**WRITTEN PROBLEM:** Using the data below, copy each line that includes the word "JSON".

**RECORDS SHOWN:**
--- begin ---

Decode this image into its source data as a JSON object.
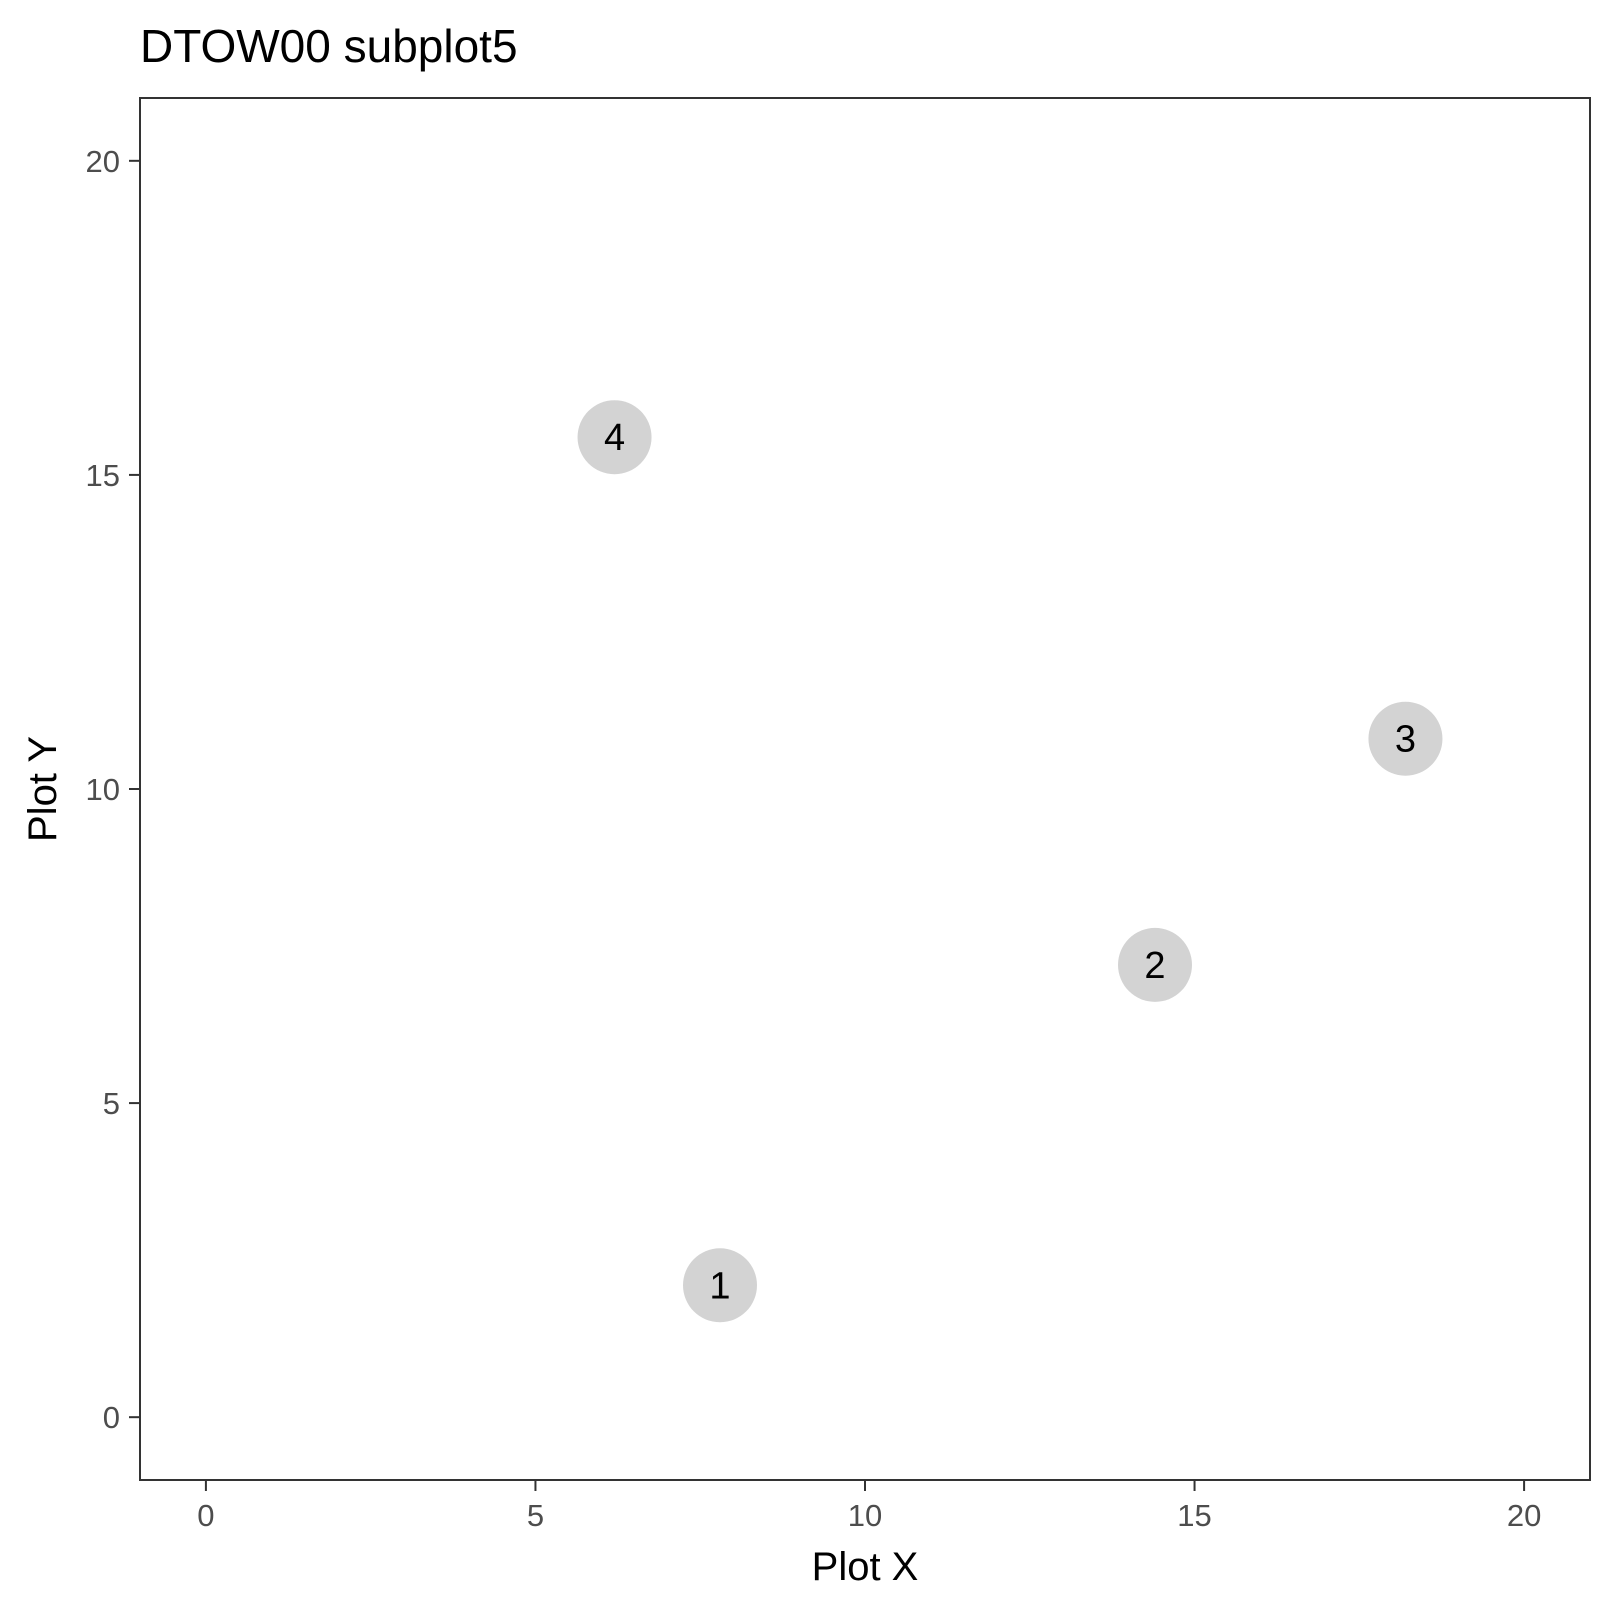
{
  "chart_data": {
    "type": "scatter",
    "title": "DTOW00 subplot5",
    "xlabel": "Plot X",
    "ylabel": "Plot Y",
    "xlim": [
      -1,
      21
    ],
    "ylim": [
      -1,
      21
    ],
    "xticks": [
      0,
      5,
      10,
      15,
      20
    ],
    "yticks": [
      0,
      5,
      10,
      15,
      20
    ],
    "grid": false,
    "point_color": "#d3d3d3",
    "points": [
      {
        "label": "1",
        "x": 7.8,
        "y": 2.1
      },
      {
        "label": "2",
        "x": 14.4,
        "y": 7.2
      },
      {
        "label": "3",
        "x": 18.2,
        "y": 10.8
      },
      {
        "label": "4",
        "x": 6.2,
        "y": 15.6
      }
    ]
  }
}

--- end ---
--- begin ---

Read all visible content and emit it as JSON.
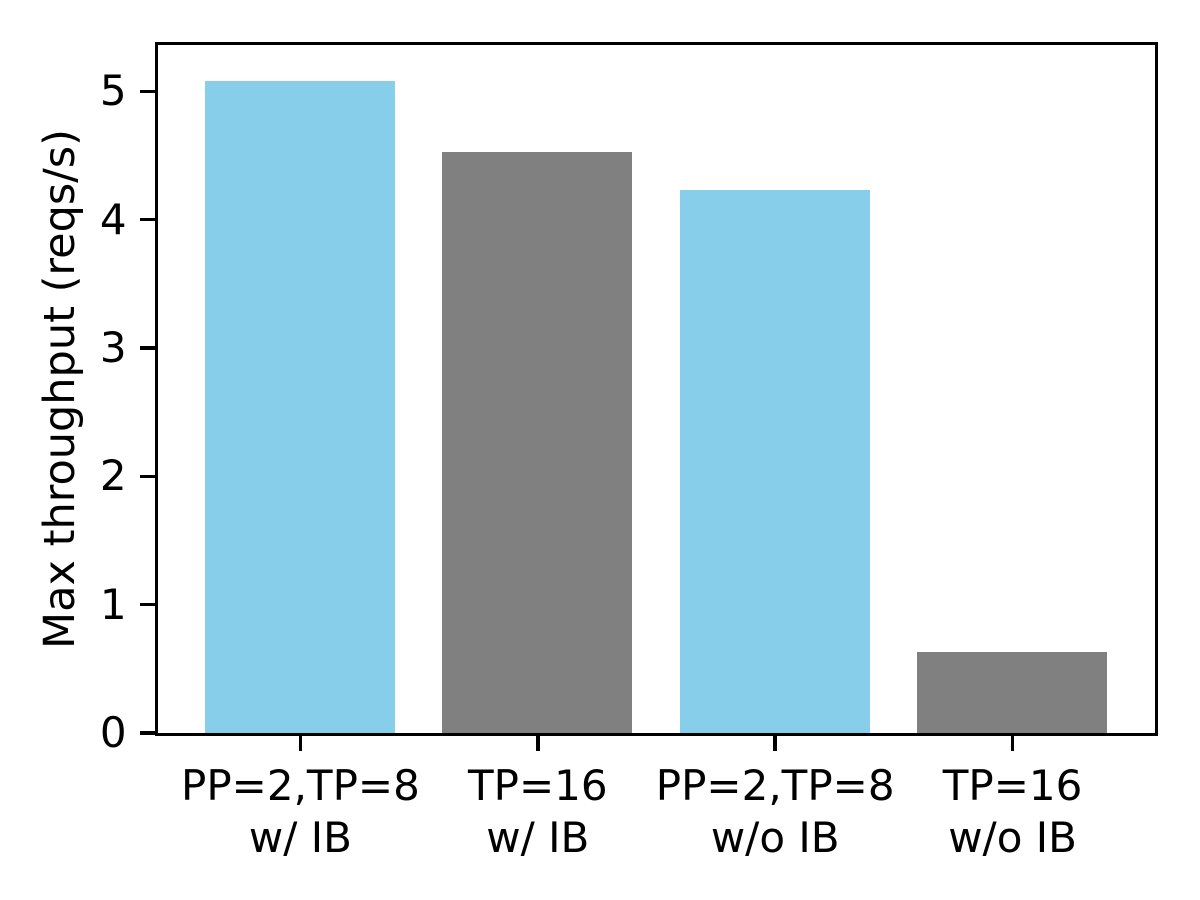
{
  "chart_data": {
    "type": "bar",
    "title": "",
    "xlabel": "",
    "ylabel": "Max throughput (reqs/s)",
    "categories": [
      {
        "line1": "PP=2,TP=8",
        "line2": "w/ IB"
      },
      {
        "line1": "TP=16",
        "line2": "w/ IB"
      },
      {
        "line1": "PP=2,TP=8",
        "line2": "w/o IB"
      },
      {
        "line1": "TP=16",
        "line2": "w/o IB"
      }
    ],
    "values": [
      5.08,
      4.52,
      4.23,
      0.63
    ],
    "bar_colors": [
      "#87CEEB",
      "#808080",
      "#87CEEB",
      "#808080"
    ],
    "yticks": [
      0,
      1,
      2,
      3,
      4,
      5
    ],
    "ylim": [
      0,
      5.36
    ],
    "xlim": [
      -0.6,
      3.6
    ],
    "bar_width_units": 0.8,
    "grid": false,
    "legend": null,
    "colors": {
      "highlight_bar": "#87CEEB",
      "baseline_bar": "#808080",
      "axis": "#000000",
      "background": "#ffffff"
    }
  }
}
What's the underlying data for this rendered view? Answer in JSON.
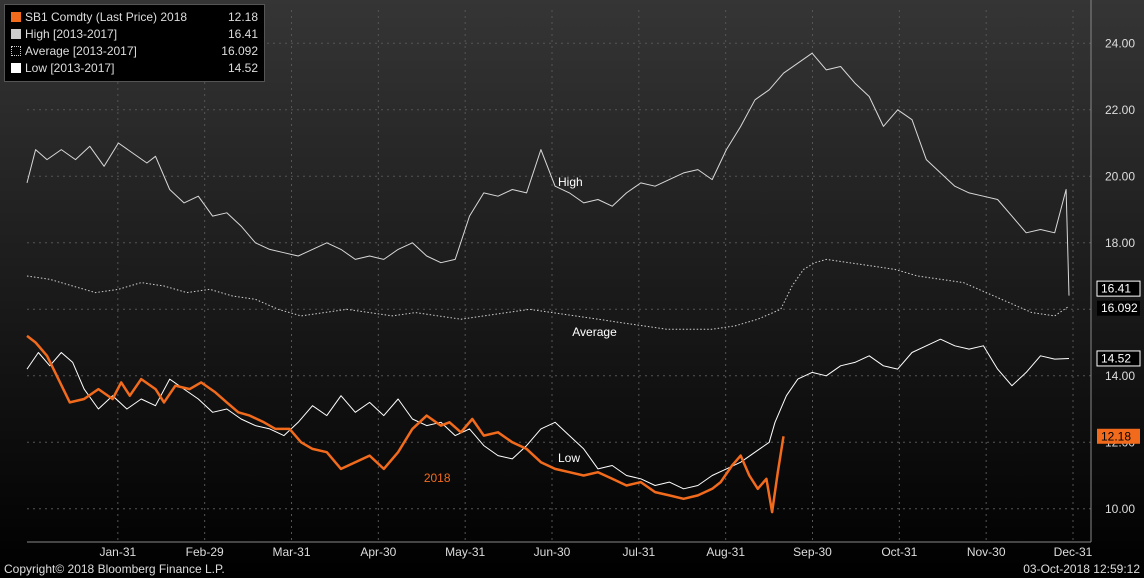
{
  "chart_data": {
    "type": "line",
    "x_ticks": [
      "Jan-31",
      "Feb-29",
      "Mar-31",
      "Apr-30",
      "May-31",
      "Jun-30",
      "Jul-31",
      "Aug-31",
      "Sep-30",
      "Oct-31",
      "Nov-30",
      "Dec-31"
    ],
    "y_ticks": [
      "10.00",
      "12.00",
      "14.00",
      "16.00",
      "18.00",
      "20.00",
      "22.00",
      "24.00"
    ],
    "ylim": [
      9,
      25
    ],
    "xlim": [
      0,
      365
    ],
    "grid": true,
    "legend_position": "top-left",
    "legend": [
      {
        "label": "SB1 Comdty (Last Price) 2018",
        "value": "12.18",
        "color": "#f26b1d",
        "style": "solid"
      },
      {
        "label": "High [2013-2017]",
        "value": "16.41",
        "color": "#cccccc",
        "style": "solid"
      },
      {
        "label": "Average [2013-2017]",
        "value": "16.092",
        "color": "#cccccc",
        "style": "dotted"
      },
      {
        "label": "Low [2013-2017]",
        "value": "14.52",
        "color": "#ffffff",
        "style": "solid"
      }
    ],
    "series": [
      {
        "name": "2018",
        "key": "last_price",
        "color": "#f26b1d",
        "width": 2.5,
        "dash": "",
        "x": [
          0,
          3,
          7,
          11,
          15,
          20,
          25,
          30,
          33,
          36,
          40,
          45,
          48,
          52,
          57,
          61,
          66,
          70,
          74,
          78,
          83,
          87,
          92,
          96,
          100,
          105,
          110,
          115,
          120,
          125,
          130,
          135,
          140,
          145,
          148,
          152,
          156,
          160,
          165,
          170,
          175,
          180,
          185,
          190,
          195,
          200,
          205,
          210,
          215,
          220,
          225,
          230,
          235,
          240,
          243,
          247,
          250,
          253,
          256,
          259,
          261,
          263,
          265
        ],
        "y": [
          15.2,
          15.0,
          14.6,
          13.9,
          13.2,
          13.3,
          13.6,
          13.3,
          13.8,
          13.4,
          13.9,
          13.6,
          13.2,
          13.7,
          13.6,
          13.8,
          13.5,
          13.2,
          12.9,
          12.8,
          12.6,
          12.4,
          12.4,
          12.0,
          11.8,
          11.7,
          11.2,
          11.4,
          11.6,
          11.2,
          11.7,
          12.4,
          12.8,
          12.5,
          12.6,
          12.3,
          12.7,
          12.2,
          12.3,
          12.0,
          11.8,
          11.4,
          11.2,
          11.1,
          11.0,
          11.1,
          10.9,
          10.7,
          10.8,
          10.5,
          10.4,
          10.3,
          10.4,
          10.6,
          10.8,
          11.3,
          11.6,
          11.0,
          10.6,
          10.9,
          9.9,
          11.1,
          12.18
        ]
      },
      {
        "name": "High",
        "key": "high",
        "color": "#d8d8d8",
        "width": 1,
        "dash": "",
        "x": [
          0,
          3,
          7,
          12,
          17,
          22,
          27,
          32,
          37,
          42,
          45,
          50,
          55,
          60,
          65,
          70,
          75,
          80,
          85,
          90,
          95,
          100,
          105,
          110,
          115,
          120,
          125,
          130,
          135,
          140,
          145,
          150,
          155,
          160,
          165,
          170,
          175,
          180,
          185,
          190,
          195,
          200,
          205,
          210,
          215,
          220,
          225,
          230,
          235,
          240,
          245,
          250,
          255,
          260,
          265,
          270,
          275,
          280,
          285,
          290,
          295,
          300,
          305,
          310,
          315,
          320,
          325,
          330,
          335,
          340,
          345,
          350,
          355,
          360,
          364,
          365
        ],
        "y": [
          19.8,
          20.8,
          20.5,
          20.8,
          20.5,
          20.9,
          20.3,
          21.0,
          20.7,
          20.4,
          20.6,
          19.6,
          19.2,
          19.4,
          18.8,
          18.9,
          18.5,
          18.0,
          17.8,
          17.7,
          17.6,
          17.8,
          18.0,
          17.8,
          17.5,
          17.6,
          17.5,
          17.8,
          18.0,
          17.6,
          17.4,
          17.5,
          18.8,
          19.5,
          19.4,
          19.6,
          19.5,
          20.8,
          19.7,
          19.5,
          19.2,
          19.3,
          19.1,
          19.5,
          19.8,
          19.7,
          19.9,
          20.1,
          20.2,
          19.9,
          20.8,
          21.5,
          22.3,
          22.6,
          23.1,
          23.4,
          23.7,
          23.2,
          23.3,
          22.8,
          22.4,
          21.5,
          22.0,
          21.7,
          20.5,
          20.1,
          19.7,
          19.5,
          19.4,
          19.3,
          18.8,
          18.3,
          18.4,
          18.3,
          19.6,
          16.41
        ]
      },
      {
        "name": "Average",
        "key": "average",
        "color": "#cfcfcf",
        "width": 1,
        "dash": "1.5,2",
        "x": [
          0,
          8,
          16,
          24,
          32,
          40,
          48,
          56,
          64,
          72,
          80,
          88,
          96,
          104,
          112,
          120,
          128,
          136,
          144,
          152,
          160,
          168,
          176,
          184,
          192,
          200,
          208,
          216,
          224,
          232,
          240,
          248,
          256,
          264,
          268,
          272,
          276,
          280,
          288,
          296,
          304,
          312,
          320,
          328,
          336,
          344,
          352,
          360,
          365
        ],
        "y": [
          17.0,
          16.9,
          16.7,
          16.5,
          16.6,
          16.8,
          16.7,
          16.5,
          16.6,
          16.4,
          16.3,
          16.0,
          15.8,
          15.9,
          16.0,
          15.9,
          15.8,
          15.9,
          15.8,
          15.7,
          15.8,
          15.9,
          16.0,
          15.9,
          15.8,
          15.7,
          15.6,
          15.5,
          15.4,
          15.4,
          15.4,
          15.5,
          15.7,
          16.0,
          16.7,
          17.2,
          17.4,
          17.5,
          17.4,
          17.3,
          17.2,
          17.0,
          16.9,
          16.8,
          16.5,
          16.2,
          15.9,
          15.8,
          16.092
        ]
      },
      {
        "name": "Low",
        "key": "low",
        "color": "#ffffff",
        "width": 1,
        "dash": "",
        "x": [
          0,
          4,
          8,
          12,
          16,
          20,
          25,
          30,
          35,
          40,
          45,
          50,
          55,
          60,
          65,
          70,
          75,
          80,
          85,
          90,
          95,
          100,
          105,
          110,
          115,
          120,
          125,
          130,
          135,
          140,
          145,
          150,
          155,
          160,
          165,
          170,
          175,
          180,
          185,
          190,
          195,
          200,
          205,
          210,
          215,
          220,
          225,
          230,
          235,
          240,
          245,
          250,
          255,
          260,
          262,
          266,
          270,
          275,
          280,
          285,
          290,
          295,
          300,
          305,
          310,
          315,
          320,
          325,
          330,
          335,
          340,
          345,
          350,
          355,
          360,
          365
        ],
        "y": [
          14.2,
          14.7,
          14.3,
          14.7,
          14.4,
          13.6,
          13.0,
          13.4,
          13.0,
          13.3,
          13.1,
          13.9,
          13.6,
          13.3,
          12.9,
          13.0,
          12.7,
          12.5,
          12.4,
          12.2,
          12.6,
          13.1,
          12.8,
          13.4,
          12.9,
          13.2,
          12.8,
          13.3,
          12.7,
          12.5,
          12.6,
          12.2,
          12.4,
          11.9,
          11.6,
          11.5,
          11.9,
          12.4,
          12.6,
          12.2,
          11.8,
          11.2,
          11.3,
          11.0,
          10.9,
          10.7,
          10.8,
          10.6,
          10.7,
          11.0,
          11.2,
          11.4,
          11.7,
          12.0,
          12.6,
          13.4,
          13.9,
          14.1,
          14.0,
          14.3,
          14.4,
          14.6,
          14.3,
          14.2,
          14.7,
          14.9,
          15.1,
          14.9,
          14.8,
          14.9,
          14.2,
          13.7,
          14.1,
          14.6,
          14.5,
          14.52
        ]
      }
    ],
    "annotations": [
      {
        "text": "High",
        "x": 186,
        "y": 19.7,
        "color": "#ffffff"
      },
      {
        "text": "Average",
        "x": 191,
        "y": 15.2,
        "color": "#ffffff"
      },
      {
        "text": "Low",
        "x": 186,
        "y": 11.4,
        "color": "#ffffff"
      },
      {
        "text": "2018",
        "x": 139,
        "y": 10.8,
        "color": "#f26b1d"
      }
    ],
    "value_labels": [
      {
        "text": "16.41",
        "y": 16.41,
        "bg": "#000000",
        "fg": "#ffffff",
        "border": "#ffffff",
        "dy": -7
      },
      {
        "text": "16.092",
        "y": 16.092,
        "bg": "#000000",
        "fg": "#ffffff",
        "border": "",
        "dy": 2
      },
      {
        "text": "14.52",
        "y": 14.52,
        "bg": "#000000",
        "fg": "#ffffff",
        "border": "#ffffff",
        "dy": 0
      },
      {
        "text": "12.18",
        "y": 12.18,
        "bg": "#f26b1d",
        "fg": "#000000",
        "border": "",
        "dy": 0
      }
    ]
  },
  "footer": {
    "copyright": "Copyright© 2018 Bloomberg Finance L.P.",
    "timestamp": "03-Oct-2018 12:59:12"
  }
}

--- end ---

**SOLUTION TO THE EXERCISE:**
Decode this image into its source data as a JSON object.
Read all visible content and emit it as JSON.
What's the underlying data for this rendered view? Answer in JSON.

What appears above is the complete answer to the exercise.